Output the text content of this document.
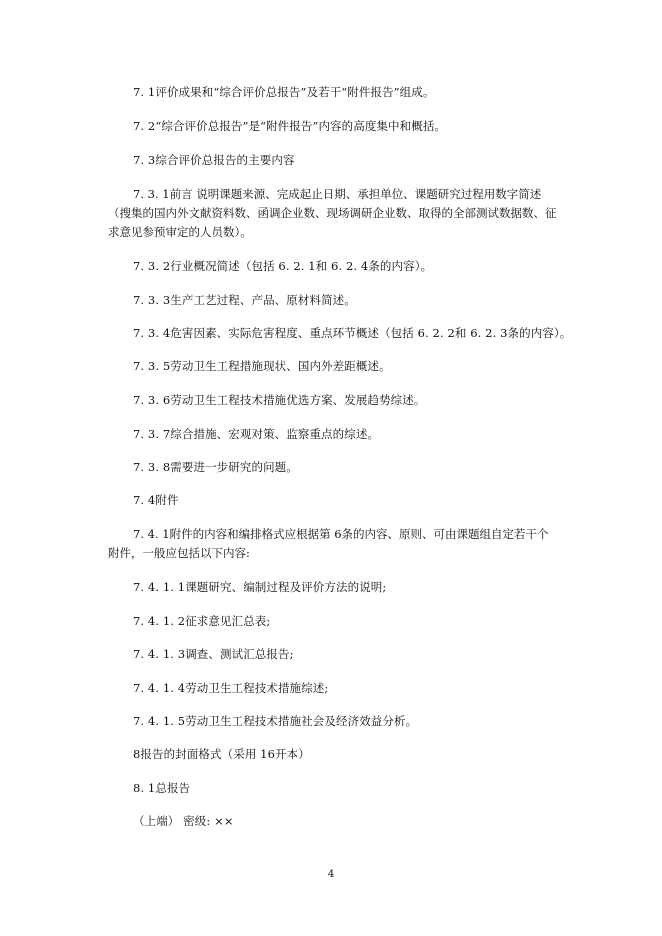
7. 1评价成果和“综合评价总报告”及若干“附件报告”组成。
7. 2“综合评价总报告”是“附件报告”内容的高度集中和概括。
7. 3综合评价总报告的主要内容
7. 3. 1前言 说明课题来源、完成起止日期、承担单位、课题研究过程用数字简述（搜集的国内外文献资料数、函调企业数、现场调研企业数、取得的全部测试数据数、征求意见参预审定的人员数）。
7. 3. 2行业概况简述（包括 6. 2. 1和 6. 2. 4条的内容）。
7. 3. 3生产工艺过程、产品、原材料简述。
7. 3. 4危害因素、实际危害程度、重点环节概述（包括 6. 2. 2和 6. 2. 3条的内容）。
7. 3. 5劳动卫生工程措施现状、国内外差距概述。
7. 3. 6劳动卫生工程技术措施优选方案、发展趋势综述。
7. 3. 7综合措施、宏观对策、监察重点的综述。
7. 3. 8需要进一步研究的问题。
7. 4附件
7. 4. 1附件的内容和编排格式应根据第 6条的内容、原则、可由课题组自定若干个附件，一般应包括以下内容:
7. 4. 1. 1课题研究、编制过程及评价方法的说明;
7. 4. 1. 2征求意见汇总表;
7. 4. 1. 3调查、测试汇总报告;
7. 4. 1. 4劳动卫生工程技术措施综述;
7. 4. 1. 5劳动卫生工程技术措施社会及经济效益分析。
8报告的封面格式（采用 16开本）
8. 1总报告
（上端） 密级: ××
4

_Requirements:_ Omit the images and transcribe all of the records above word for word.

_Output for this task:_
Output the text content of this document.
7. 1评价成果和“综合评价总报告”及若干“附件报告”组成。
7. 2“综合评价总报告”是“附件报告”内容的高度集中和概括。
7. 3综合评价总报告的主要内容
7. 3. 1前言 说明课题来源、完成起止日期、承担单位、课题研究过程用数字简述（搜集的国内外文献资料数、函调企业数、现场调研企业数、取得的全部测试数据数、征求意见参预审定的人员数）。
7. 3. 2行业概况简述（包括 6. 2. 1和 6. 2. 4条的内容）。
7. 3. 3生产工艺过程、产品、原材料简述。
7. 3. 4危害因素、实际危害程度、重点环节概述（包括 6. 2. 2和 6. 2. 3条的内容）。
7. 3. 5劳动卫生工程措施现状、国内外差距概述。
7. 3. 6劳动卫生工程技术措施优选方案、发展趋势综述。
7. 3. 7综合措施、宏观对策、监察重点的综述。
7. 3. 8需要进一步研究的问题。
7. 4附件
7. 4. 1附件的内容和编排格式应根据第 6条的内容、原则、可由课题组自定若干个附件，一般应包括以下内容:
7. 4. 1. 1课题研究、编制过程及评价方法的说明;
7. 4. 1. 2征求意见汇总表;
7. 4. 1. 3调查、测试汇总报告;
7. 4. 1. 4劳动卫生工程技术措施综述;
7. 4. 1. 5劳动卫生工程技术措施社会及经济效益分析。
8报告的封面格式（采用 16开本）
8. 1总报告
（上端） 密级: ××
4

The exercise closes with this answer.